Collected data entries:
########

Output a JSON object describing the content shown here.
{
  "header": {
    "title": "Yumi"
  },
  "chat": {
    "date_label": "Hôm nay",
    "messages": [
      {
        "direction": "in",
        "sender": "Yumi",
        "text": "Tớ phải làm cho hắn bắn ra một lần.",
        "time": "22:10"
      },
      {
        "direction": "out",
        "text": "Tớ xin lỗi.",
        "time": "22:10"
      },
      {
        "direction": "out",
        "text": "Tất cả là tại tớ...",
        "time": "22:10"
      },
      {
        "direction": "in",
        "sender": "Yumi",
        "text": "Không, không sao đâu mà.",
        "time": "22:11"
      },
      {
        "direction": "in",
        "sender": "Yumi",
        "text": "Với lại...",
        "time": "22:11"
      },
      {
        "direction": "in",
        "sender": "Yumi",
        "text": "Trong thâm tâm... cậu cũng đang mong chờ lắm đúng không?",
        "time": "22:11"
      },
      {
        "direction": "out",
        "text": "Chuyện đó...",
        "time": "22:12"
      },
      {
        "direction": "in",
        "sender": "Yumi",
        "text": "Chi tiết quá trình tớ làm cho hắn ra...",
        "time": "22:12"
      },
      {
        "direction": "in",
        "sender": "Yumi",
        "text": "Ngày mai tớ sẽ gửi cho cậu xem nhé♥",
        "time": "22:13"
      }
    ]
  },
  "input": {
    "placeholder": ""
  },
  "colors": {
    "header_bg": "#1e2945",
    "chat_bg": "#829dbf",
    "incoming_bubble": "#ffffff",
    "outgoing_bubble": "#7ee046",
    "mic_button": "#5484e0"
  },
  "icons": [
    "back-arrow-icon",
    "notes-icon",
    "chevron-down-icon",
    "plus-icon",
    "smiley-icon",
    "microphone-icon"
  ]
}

########

Transcribe all entries exactly as they are given.

Output a JSON object describing the content shown here.
{
  "header": {
    "title": "Yumi"
  },
  "chat": {
    "date_label": "Hôm nay",
    "messages": [
      {
        "direction": "in",
        "sender": "Yumi",
        "text": "Tớ phải làm cho hắn bắn ra một lần.",
        "time": "22:10"
      },
      {
        "direction": "out",
        "text": "Tớ xin lỗi.",
        "time": "22:10"
      },
      {
        "direction": "out",
        "text": "Tất cả là tại tớ...",
        "time": "22:10"
      },
      {
        "direction": "in",
        "sender": "Yumi",
        "text": "Không, không sao đâu mà.",
        "time": "22:11"
      },
      {
        "direction": "in",
        "sender": "Yumi",
        "text": "Với lại...",
        "time": "22:11"
      },
      {
        "direction": "in",
        "sender": "Yumi",
        "text": "Trong thâm tâm... cậu cũng đang mong chờ lắm đúng không?",
        "time": "22:11"
      },
      {
        "direction": "out",
        "text": "Chuyện đó...",
        "time": "22:12"
      },
      {
        "direction": "in",
        "sender": "Yumi",
        "text": "Chi tiết quá trình tớ làm cho hắn ra...",
        "time": "22:12"
      },
      {
        "direction": "in",
        "sender": "Yumi",
        "text": "Ngày mai tớ sẽ gửi cho cậu xem nhé♥",
        "time": "22:13"
      }
    ]
  },
  "input": {
    "placeholder": ""
  },
  "colors": {
    "header_bg": "#1e2945",
    "chat_bg": "#829dbf",
    "incoming_bubble": "#ffffff",
    "outgoing_bubble": "#7ee046",
    "mic_button": "#5484e0"
  },
  "icons": [
    "back-arrow-icon",
    "notes-icon",
    "chevron-down-icon",
    "plus-icon",
    "smiley-icon",
    "microphone-icon"
  ]
}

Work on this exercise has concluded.